_Exercise goal:_
Repeat the whole of the data, keeping every detail the same.

_Available records:_
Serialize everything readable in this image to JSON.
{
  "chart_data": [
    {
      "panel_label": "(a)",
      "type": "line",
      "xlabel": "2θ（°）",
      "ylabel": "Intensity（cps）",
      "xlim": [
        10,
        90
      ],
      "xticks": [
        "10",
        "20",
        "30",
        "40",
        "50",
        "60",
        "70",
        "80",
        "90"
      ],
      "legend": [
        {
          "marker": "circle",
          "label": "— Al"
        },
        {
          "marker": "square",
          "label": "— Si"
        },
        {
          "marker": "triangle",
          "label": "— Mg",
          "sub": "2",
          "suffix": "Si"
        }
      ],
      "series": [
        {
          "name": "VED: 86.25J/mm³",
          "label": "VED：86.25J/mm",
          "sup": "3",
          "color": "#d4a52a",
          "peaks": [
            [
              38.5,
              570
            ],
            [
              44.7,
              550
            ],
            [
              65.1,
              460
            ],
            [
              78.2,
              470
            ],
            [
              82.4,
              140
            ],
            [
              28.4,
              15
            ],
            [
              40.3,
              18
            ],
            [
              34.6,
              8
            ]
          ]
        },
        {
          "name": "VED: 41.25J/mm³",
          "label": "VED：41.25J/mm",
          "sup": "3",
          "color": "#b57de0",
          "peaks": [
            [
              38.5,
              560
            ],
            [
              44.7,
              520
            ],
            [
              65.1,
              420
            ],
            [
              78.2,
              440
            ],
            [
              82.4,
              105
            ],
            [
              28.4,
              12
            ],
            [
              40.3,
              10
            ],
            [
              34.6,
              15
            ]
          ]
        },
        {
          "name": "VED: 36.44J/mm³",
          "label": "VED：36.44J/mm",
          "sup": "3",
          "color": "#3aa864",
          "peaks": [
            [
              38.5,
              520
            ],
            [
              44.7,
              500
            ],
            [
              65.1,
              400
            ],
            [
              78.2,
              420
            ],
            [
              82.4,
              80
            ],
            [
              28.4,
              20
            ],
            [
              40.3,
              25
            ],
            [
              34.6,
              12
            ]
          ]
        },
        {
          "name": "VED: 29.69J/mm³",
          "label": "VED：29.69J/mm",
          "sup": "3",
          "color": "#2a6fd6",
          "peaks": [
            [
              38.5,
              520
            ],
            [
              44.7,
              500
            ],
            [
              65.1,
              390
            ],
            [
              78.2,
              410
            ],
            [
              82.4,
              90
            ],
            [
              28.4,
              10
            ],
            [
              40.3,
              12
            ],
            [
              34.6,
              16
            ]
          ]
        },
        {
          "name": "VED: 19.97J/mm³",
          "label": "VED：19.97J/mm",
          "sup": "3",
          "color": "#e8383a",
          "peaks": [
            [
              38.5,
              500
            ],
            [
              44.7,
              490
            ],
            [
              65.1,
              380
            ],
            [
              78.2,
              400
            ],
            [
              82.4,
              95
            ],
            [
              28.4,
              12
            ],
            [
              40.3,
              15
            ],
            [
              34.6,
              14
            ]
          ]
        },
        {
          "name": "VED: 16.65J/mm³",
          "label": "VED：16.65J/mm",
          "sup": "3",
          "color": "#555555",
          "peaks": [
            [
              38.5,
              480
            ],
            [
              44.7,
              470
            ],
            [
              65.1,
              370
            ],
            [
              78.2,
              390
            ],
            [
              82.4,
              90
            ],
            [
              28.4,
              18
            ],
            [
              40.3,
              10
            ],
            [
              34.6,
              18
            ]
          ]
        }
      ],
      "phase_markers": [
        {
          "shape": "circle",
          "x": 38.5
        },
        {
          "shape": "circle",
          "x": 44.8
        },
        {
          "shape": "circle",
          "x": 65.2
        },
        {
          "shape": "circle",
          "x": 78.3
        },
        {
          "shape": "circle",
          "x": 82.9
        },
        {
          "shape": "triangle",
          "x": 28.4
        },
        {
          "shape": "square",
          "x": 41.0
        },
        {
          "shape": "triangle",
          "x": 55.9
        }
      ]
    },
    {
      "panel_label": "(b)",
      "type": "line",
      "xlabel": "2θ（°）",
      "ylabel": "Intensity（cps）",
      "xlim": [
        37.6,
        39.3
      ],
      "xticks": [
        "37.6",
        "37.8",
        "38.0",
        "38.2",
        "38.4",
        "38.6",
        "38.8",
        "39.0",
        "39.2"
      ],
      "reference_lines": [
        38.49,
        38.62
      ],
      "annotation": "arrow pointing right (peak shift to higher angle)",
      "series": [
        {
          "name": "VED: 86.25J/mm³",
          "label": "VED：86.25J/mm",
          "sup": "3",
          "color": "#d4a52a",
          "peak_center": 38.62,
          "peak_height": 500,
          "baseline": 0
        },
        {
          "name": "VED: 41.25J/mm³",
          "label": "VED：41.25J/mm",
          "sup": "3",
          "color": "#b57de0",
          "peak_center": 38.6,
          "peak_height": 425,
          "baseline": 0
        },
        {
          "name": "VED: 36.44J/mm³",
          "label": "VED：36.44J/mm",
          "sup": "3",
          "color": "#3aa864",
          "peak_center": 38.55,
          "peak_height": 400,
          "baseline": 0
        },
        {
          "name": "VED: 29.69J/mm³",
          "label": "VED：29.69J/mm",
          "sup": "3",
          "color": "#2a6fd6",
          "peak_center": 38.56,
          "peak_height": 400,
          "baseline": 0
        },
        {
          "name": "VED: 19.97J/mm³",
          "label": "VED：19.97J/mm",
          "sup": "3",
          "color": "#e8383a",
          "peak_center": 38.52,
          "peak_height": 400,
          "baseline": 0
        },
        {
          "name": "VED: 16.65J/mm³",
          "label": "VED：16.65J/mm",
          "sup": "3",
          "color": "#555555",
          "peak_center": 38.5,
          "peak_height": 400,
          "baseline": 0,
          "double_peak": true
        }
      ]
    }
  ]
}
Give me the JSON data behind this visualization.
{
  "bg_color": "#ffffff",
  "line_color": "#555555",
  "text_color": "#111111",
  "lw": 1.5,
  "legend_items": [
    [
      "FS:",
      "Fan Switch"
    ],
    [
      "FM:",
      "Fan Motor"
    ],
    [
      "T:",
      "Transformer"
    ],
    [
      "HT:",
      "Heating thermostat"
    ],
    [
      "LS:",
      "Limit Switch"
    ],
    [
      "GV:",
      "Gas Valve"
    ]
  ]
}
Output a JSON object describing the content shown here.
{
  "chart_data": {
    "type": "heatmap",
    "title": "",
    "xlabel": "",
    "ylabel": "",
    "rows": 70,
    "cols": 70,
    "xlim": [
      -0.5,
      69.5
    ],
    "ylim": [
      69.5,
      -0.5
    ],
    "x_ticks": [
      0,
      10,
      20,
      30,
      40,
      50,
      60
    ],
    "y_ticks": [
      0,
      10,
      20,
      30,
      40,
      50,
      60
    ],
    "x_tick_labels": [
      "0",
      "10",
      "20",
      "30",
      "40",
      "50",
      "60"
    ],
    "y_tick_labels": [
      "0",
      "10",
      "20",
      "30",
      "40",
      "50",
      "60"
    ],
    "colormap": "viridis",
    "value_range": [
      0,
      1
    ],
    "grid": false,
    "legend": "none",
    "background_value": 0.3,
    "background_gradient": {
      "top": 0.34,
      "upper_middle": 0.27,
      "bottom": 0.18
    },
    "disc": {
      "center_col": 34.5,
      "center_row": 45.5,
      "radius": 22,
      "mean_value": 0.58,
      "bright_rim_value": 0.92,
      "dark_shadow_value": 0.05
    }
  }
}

_Task response:_
Serialize everything readable in this image to JSON.
{
  "chart_data": [
    {
      "panel_label": "(a)",
      "type": "line",
      "xlabel": "2θ（°）",
      "ylabel": "Intensity（cps）",
      "xlim": [
        10,
        90
      ],
      "xticks": [
        "10",
        "20",
        "30",
        "40",
        "50",
        "60",
        "70",
        "80",
        "90"
      ],
      "legend": [
        {
          "marker": "circle",
          "label": "— Al"
        },
        {
          "marker": "square",
          "label": "— Si"
        },
        {
          "marker": "triangle",
          "label": "— Mg",
          "sub": "2",
          "suffix": "Si"
        }
      ],
      "series": [
        {
          "name": "VED: 86.25J/mm³",
          "label": "VED：86.25J/mm",
          "sup": "3",
          "color": "#d4a52a",
          "peaks": [
            [
              38.5,
              570
            ],
            [
              44.7,
              550
            ],
            [
              65.1,
              460
            ],
            [
              78.2,
              470
            ],
            [
              82.4,
              140
            ],
            [
              28.4,
              15
            ],
            [
              40.3,
              18
            ],
            [
              34.6,
              8
            ]
          ]
        },
        {
          "name": "VED: 41.25J/mm³",
          "label": "VED：41.25J/mm",
          "sup": "3",
          "color": "#b57de0",
          "peaks": [
            [
              38.5,
              560
            ],
            [
              44.7,
              520
            ],
            [
              65.1,
              420
            ],
            [
              78.2,
              440
            ],
            [
              82.4,
              105
            ],
            [
              28.4,
              12
            ],
            [
              40.3,
              10
            ],
            [
              34.6,
              15
            ]
          ]
        },
        {
          "name": "VED: 36.44J/mm³",
          "label": "VED：36.44J/mm",
          "sup": "3",
          "color": "#3aa864",
          "peaks": [
            [
              38.5,
              520
            ],
            [
              44.7,
              500
            ],
            [
              65.1,
              400
            ],
            [
              78.2,
              420
            ],
            [
              82.4,
              80
            ],
            [
              28.4,
              20
            ],
            [
              40.3,
              25
            ],
            [
              34.6,
              12
            ]
          ]
        },
        {
          "name": "VED: 29.69J/mm³",
          "label": "VED：29.69J/mm",
          "sup": "3",
          "color": "#2a6fd6",
          "peaks": [
            [
              38.5,
              520
            ],
            [
              44.7,
              500
            ],
            [
              65.1,
              390
            ],
            [
              78.2,
              410
            ],
            [
              82.4,
              90
            ],
            [
              28.4,
              10
            ],
            [
              40.3,
              12
            ],
            [
              34.6,
              16
            ]
          ]
        },
        {
          "name": "VED: 19.97J/mm³",
          "label": "VED：19.97J/mm",
          "sup": "3",
          "color": "#e8383a",
          "peaks": [
            [
              38.5,
              500
            ],
            [
              44.7,
              490
            ],
            [
              65.1,
              380
            ],
            [
              78.2,
              400
            ],
            [
              82.4,
              95
            ],
            [
              28.4,
              12
            ],
            [
              40.3,
              15
            ],
            [
              34.6,
              14
            ]
          ]
        },
        {
          "name": "VED: 16.65J/mm³",
          "label": "VED：16.65J/mm",
          "sup": "3",
          "color": "#555555",
          "peaks": [
            [
              38.5,
              480
            ],
            [
              44.7,
              470
            ],
            [
              65.1,
              370
            ],
            [
              78.2,
              390
            ],
            [
              82.4,
              90
            ],
            [
              28.4,
              18
            ],
            [
              40.3,
              10
            ],
            [
              34.6,
              18
            ]
          ]
        }
      ],
      "phase_markers": [
        {
          "shape": "circle",
          "x": 38.5
        },
        {
          "shape": "circle",
          "x": 44.8
        },
        {
          "shape": "circle",
          "x": 65.2
        },
        {
          "shape": "circle",
          "x": 78.3
        },
        {
          "shape": "circle",
          "x": 82.9
        },
        {
          "shape": "triangle",
          "x": 28.4
        },
        {
          "shape": "square",
          "x": 41.0
        },
        {
          "shape": "triangle",
          "x": 55.9
        }
      ]
    },
    {
      "panel_label": "(b)",
      "type": "line",
      "xlabel": "2θ（°）",
      "ylabel": "Intensity（cps）",
      "xlim": [
        37.6,
        39.3
      ],
      "xticks": [
        "37.6",
        "37.8",
        "38.0",
        "38.2",
        "38.4",
        "38.6",
        "38.8",
        "39.0",
        "39.2"
      ],
      "reference_lines": [
        38.49,
        38.62
      ],
      "annotation": "arrow pointing right (peak shift to higher angle)",
      "series": [
        {
          "name": "VED: 86.25J/mm³",
          "label": "VED：86.25J/mm",
          "sup": "3",
          "color": "#d4a52a",
          "peak_center": 38.62,
          "peak_height": 500,
          "baseline": 0
        },
        {
          "name": "VED: 41.25J/mm³",
          "label": "VED：41.25J/mm",
          "sup": "3",
          "color": "#b57de0",
          "peak_center": 38.6,
          "peak_height": 425,
          "baseline": 0
        },
        {
          "name": "VED: 36.44J/mm³",
          "label": "VED：36.44J/mm",
          "sup": "3",
          "color": "#3aa864",
          "peak_center": 38.55,
          "peak_height": 400,
          "baseline": 0
        },
        {
          "name": "VED: 29.69J/mm³",
          "label": "VED：29.69J/mm",
          "sup": "3",
          "color": "#2a6fd6",
          "peak_center": 38.56,
          "peak_height": 400,
          "baseline": 0
        },
        {
          "name": "VED: 19.97J/mm³",
          "label": "VED：19.97J/mm",
          "sup": "3",
          "color": "#e8383a",
          "peak_center": 38.52,
          "peak_height": 400,
          "baseline": 0
        },
        {
          "name": "VED: 16.65J/mm³",
          "label": "VED：16.65J/mm",
          "sup": "3",
          "color": "#555555",
          "peak_center": 38.5,
          "peak_height": 400,
          "baseline": 0,
          "double_peak": true
        }
      ]
    }
  ]
}
Give me the JSON data behind this visualization.
{
  "bg_color": "#ffffff",
  "line_color": "#555555",
  "text_color": "#111111",
  "lw": 1.5,
  "legend_items": [
    [
      "FS:",
      "Fan Switch"
    ],
    [
      "FM:",
      "Fan Motor"
    ],
    [
      "T:",
      "Transformer"
    ],
    [
      "HT:",
      "Heating thermostat"
    ],
    [
      "LS:",
      "Limit Switch"
    ],
    [
      "GV:",
      "Gas Valve"
    ]
  ]
}
Output a JSON object describing the content shown here.
{
  "chart_data": {
    "type": "heatmap",
    "title": "",
    "xlabel": "",
    "ylabel": "",
    "rows": 70,
    "cols": 70,
    "xlim": [
      -0.5,
      69.5
    ],
    "ylim": [
      69.5,
      -0.5
    ],
    "x_ticks": [
      0,
      10,
      20,
      30,
      40,
      50,
      60
    ],
    "y_ticks": [
      0,
      10,
      20,
      30,
      40,
      50,
      60
    ],
    "x_tick_labels": [
      "0",
      "10",
      "20",
      "30",
      "40",
      "50",
      "60"
    ],
    "y_tick_labels": [
      "0",
      "10",
      "20",
      "30",
      "40",
      "50",
      "60"
    ],
    "colormap": "viridis",
    "value_range": [
      0,
      1
    ],
    "grid": false,
    "legend": "none",
    "background_value": 0.3,
    "background_gradient": {
      "top": 0.34,
      "upper_middle": 0.27,
      "bottom": 0.18
    },
    "disc": {
      "center_col": 34.5,
      "center_row": 45.5,
      "radius": 22,
      "mean_value": 0.58,
      "bright_rim_value": 0.92,
      "dark_shadow_value": 0.05
    }
  }
}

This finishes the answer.